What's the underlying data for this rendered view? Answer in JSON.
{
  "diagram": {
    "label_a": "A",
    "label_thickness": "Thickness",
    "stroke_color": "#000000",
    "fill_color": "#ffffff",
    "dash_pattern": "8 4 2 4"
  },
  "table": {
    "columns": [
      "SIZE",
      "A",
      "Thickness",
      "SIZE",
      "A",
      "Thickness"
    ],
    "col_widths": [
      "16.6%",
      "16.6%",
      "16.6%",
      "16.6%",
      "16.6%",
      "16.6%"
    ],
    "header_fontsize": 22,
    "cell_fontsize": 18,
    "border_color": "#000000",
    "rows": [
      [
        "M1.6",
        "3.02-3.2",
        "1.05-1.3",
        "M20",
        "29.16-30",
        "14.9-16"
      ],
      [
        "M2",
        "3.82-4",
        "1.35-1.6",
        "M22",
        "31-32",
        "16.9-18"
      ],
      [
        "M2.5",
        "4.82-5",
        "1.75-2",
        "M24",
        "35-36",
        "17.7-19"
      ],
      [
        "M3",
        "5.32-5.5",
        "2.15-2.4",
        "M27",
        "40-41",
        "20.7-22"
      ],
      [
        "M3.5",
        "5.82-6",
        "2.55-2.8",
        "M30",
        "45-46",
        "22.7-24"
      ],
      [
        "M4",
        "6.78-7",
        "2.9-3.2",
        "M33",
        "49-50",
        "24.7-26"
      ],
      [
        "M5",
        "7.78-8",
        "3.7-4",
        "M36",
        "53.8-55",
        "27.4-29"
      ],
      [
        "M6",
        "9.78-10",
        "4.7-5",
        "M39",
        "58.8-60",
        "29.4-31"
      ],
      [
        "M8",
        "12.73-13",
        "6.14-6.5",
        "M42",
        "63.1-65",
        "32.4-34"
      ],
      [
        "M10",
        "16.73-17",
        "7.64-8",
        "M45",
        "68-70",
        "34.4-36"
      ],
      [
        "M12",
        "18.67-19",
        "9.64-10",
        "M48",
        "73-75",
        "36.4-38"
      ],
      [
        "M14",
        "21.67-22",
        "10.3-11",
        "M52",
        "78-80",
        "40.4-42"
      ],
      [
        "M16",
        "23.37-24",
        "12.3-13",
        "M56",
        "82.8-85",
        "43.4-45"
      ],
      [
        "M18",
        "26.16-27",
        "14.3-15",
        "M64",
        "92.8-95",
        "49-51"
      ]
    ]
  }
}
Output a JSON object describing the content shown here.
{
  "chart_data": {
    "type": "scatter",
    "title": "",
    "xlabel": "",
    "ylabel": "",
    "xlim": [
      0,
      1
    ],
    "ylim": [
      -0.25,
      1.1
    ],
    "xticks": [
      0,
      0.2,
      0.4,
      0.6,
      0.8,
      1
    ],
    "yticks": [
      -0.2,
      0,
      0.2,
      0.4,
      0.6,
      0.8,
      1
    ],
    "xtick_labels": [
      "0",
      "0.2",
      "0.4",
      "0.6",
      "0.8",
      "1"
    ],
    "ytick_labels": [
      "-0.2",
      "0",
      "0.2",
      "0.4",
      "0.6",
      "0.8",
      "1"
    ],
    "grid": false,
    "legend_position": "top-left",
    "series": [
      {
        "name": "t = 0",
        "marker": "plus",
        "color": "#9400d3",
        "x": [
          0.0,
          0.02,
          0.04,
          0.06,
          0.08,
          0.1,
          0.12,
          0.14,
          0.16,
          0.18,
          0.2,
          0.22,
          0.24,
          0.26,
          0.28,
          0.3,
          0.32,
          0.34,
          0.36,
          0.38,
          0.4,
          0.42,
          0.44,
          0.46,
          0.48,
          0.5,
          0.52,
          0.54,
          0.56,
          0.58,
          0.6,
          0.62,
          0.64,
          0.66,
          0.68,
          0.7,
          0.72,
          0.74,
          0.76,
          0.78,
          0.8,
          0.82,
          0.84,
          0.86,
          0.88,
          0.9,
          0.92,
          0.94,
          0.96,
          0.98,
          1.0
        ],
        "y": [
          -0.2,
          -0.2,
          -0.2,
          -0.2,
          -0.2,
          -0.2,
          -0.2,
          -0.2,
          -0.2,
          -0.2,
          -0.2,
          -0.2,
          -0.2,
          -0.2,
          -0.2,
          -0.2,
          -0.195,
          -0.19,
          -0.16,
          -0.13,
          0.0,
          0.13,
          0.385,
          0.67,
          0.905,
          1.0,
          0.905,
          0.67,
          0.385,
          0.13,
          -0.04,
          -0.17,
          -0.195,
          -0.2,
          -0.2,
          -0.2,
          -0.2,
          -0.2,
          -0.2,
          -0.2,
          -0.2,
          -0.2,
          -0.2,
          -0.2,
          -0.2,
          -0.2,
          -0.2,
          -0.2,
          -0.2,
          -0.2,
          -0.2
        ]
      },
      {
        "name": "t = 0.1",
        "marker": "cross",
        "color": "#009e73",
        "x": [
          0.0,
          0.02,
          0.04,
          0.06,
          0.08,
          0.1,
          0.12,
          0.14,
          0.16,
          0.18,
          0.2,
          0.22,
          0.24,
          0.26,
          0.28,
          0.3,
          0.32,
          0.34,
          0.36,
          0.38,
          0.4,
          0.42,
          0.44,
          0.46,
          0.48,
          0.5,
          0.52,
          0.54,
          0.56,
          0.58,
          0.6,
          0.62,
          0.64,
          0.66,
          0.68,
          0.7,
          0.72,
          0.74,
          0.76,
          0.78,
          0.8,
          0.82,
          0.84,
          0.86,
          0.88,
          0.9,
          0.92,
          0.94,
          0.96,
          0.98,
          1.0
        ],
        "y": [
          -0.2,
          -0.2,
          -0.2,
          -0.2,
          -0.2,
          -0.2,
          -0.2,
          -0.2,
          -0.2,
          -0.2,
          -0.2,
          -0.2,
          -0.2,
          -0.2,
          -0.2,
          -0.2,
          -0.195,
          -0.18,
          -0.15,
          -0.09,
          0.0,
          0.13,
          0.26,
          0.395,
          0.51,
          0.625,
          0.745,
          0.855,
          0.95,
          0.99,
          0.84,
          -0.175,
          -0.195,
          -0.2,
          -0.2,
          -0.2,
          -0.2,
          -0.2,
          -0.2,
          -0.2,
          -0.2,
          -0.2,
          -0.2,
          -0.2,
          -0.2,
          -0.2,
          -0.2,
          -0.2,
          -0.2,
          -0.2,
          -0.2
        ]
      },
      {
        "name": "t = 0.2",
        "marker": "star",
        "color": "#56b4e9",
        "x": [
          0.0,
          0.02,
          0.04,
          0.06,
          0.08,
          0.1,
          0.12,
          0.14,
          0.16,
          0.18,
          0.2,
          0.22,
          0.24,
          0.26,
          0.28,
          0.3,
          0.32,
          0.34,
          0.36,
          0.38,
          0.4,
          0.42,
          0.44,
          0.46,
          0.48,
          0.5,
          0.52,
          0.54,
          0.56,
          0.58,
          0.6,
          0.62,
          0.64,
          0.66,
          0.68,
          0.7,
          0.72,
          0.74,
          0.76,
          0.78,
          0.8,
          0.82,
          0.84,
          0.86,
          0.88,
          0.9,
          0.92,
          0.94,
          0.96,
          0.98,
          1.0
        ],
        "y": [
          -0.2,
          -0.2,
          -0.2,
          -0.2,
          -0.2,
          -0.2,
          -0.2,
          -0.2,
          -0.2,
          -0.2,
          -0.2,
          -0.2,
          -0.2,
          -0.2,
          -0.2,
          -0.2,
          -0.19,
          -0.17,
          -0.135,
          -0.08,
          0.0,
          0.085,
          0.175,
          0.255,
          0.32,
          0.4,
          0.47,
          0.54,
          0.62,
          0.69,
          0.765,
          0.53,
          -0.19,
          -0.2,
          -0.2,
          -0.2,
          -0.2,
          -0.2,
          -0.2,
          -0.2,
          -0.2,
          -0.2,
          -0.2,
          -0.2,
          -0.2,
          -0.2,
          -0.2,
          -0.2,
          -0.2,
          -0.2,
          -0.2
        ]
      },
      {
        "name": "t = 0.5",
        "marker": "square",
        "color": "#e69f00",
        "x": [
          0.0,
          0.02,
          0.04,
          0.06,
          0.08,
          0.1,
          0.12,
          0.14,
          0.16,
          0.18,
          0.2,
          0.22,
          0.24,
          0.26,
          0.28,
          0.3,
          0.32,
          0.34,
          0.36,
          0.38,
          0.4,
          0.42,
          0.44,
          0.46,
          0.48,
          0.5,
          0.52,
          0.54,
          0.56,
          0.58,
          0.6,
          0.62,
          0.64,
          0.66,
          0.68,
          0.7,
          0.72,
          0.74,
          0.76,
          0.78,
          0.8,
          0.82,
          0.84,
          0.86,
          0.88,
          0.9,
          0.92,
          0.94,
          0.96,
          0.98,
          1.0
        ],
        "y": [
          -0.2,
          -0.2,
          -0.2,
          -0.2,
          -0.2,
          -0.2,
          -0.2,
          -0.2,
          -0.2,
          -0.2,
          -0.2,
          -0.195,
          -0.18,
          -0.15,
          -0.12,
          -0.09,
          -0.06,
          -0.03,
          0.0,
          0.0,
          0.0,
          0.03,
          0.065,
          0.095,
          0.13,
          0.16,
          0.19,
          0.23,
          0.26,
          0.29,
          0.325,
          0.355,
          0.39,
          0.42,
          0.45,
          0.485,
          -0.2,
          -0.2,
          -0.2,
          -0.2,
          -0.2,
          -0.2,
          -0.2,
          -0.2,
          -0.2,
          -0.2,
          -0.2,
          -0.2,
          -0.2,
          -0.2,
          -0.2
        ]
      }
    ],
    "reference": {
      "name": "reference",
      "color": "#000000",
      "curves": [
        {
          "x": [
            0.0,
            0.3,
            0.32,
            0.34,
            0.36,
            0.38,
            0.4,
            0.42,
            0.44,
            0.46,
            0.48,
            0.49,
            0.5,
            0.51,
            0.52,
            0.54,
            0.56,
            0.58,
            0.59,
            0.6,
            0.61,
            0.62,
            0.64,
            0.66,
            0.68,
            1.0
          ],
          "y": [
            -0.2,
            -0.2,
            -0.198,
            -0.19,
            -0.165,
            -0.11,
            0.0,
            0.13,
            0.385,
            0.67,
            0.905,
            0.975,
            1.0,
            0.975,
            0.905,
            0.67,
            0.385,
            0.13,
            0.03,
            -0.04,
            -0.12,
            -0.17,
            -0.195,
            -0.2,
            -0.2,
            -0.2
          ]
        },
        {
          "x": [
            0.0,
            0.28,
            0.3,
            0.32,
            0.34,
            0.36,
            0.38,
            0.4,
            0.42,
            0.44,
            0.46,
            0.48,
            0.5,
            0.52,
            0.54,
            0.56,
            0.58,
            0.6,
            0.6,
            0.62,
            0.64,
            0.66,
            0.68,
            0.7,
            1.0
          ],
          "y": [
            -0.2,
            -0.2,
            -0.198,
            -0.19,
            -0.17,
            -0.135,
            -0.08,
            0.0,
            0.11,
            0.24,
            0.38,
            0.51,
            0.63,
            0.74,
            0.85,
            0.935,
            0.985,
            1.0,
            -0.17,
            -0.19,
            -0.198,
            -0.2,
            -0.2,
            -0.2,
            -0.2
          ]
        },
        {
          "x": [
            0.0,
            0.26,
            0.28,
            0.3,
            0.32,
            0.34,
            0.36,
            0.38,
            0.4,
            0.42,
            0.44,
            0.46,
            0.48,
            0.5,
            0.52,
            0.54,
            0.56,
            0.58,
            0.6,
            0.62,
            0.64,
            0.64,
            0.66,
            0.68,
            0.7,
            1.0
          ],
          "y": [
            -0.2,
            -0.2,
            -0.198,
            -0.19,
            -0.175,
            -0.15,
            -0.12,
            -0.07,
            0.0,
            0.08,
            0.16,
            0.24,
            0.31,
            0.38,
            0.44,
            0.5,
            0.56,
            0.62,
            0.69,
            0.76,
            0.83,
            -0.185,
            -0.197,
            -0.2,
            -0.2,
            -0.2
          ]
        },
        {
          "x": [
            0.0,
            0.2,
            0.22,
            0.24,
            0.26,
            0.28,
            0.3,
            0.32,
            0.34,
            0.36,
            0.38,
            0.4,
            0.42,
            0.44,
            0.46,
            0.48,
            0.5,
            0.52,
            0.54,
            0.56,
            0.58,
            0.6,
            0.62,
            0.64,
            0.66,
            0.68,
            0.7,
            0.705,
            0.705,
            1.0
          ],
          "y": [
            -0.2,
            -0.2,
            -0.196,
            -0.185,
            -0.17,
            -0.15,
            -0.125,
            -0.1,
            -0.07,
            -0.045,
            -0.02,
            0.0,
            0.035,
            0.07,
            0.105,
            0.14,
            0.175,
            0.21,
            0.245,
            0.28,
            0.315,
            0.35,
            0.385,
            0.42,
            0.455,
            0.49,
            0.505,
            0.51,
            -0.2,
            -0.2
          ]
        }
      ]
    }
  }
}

STATED GOAL: Reproduce every line of the listing above in which the string "JSON" appears.

COMPLETE OUTPUT:
What's the underlying data for this rendered view? Answer in JSON.
Output a JSON object describing the content shown here.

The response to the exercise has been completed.